##### LISTING #####
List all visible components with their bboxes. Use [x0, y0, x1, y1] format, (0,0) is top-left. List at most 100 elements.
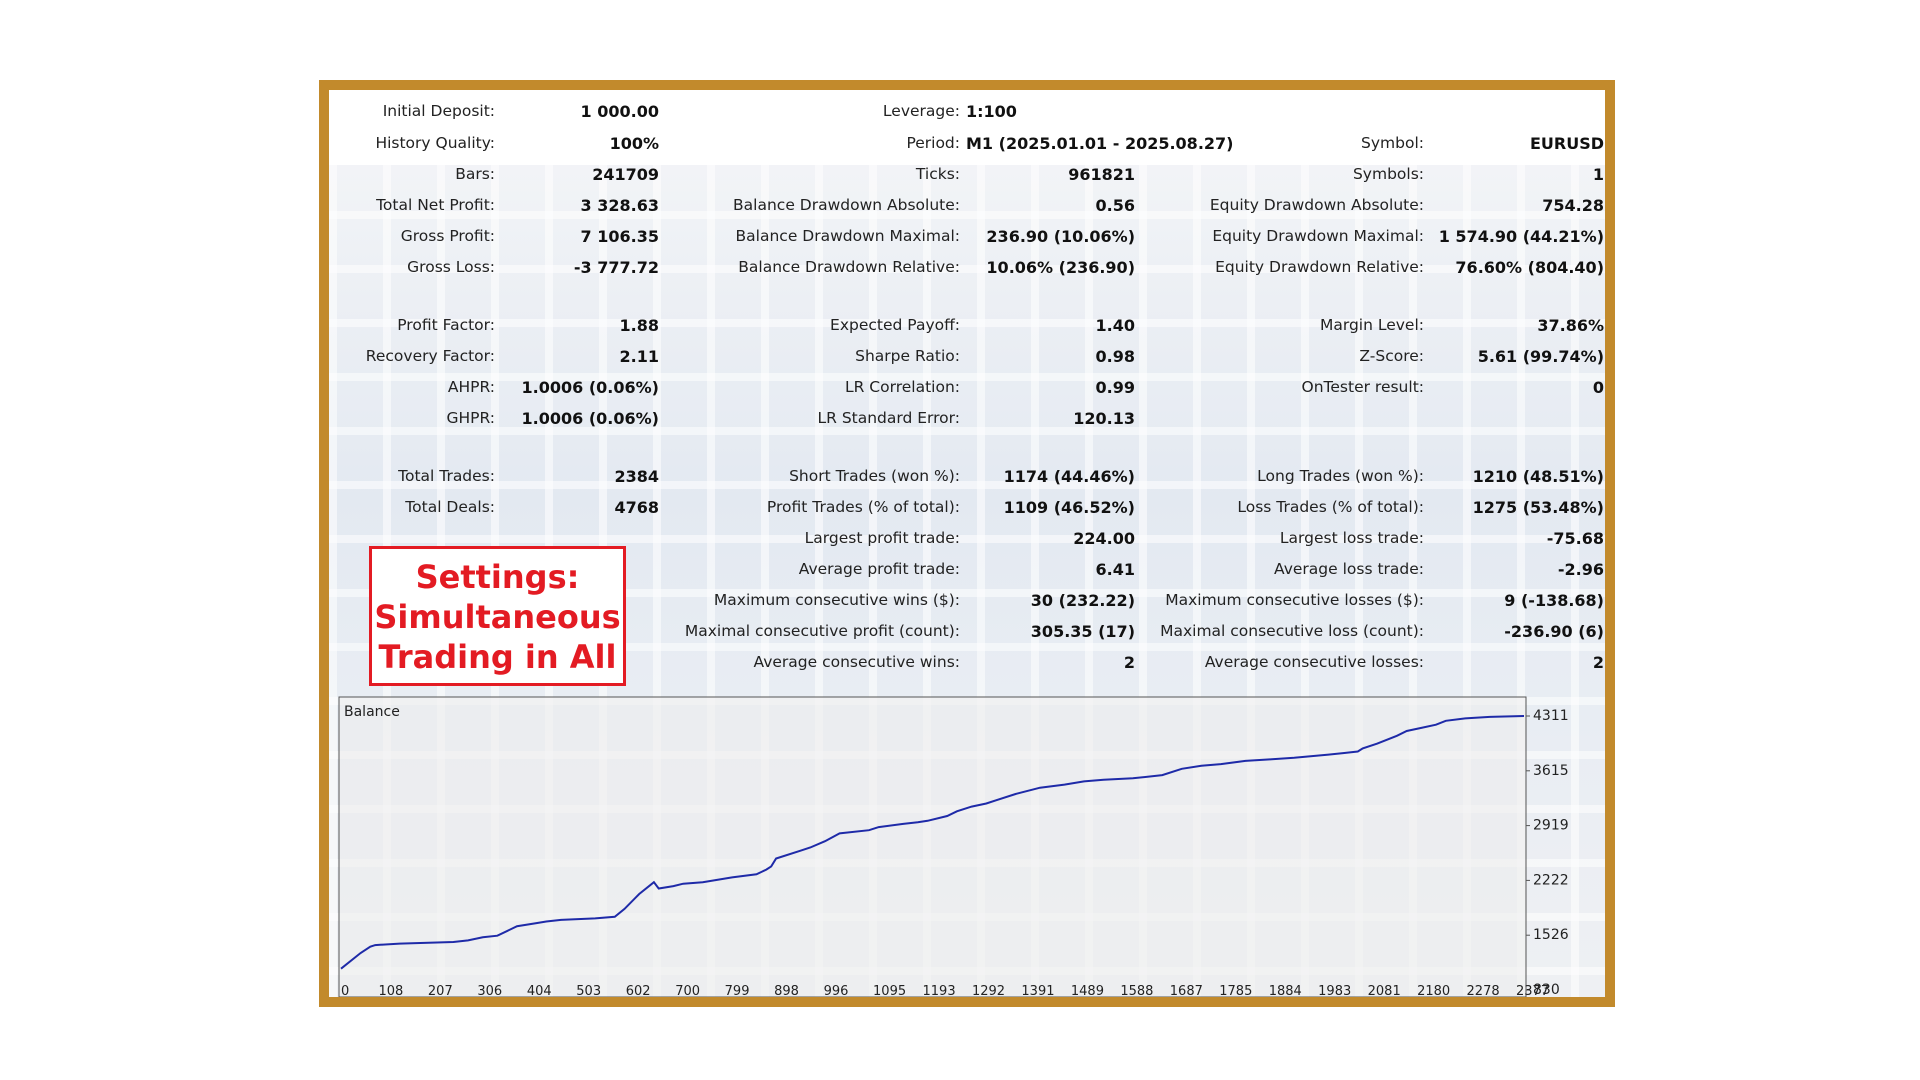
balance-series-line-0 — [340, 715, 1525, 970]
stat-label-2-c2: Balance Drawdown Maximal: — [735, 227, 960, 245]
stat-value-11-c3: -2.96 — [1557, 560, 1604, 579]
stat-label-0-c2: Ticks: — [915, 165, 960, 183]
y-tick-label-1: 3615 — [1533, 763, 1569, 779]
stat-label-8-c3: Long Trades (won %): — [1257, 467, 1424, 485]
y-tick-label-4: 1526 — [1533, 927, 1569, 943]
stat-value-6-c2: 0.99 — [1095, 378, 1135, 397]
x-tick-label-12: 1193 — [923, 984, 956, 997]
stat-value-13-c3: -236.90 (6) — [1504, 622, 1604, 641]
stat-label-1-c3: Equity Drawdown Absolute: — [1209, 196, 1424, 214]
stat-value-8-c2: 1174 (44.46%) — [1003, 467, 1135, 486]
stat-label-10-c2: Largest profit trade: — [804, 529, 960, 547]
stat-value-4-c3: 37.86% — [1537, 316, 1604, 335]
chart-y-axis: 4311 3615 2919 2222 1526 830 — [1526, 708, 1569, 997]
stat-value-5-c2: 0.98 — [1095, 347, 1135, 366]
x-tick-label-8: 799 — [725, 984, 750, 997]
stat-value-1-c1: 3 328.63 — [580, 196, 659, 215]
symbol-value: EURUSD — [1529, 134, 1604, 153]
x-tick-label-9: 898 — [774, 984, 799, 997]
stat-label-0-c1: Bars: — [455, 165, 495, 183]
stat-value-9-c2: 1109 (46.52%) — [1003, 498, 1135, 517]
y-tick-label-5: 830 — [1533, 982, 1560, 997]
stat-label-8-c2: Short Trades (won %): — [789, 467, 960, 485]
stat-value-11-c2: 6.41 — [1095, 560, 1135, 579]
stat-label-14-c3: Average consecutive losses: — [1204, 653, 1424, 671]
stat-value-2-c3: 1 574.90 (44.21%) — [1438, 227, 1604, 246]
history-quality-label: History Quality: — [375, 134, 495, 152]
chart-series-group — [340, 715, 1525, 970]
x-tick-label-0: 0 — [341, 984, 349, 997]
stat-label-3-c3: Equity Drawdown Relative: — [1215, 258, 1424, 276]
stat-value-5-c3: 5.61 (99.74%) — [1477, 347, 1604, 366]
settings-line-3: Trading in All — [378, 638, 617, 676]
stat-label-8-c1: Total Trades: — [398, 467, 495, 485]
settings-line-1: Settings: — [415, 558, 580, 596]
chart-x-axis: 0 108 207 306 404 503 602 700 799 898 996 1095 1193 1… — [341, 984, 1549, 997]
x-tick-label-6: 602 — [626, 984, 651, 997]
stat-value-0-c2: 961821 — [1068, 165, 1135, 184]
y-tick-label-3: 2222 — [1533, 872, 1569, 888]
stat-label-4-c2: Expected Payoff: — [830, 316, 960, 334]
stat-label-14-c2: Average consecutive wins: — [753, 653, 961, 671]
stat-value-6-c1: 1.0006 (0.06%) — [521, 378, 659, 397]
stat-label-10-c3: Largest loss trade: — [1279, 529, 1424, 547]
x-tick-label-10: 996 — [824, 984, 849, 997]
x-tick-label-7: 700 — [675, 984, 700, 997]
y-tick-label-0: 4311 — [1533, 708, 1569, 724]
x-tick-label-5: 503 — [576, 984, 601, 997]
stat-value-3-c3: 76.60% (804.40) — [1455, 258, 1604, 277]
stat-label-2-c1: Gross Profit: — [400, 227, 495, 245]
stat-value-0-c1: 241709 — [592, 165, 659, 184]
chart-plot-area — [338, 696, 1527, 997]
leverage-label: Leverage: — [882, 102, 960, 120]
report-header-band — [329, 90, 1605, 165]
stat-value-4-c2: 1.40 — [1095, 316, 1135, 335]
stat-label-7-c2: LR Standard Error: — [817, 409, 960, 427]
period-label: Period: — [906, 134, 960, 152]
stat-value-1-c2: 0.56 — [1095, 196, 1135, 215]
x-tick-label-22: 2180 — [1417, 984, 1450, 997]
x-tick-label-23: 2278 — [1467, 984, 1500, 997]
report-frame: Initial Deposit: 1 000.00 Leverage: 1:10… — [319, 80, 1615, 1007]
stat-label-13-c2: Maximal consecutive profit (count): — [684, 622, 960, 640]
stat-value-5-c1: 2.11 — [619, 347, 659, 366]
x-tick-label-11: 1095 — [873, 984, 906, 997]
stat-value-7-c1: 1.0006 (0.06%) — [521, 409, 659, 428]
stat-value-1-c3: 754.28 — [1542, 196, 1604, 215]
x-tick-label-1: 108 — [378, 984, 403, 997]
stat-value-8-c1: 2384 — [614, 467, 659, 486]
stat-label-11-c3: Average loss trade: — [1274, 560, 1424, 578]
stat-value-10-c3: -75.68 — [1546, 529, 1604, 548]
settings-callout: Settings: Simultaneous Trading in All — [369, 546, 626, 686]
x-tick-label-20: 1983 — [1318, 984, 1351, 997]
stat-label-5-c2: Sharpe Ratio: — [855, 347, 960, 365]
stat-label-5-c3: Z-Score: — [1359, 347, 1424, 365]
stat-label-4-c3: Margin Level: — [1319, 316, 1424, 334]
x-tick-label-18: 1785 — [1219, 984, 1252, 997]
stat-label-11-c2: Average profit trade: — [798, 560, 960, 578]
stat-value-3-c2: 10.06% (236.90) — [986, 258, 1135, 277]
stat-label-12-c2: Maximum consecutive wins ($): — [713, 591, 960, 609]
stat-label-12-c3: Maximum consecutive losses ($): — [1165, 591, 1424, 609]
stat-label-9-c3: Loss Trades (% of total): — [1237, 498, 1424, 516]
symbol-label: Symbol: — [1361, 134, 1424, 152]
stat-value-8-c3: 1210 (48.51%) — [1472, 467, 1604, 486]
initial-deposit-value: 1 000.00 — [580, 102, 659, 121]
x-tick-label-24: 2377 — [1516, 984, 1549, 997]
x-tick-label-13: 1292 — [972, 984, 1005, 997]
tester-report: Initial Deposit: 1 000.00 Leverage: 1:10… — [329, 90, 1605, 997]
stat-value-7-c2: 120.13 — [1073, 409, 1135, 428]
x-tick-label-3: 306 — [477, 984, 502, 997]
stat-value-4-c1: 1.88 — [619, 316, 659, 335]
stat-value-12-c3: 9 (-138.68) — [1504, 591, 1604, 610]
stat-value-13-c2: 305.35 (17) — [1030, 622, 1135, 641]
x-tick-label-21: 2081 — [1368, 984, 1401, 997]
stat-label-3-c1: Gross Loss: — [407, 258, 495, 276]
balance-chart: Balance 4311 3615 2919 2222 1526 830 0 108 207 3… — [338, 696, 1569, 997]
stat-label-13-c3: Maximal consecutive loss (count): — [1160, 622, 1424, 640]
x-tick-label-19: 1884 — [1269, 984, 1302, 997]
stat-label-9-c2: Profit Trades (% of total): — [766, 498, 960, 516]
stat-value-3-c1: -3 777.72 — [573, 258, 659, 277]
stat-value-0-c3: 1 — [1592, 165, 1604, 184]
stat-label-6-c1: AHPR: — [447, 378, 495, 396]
#####
##### LISTING #####
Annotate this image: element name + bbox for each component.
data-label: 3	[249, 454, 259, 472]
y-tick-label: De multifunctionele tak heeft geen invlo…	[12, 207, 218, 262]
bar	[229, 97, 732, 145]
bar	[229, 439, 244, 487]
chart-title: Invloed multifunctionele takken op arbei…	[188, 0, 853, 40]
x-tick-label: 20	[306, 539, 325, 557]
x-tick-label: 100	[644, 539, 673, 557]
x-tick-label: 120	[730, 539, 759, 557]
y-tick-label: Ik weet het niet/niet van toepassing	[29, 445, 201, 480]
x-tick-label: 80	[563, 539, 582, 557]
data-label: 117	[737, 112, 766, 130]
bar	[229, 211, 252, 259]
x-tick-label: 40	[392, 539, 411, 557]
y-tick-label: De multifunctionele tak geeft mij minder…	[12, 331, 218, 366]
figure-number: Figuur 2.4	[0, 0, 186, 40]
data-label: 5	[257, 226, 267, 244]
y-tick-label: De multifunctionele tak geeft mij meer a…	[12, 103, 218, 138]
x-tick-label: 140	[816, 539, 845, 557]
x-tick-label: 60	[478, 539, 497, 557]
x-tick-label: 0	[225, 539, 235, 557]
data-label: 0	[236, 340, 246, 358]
#####
#### [WRITTEN REQUEST]
Copy the items between the lines holding "balance-series-line-0 — [340, 715, 1525, 970]" and "stat-label-10-c2: Largest profit", inclusive, reproducing each line unchanged.

#### [SOLUTION FOR THIS PROBLEM]
balance-series-line-0 — [340, 715, 1525, 970]
stat-label-2-c2: Balance Drawdown Maximal: — [735, 227, 960, 245]
stat-value-11-c3: -2.96 — [1557, 560, 1604, 579]
stat-label-0-c2: Ticks: — [915, 165, 960, 183]
y-tick-label-1: 3615 — [1533, 763, 1569, 779]
stat-label-8-c3: Long Trades (won %): — [1257, 467, 1424, 485]
y-tick-label-4: 1526 — [1533, 927, 1569, 943]
stat-value-6-c2: 0.99 — [1095, 378, 1135, 397]
x-tick-label-12: 1193 — [923, 984, 956, 997]
stat-value-13-c3: -236.90 (6) — [1504, 622, 1604, 641]
stat-label-1-c3: Equity Drawdown Absolute: — [1209, 196, 1424, 214]
stat-value-8-c2: 1174 (44.46%) — [1003, 467, 1135, 486]
stat-label-10-c2: Largest profit trade: — [804, 529, 960, 547]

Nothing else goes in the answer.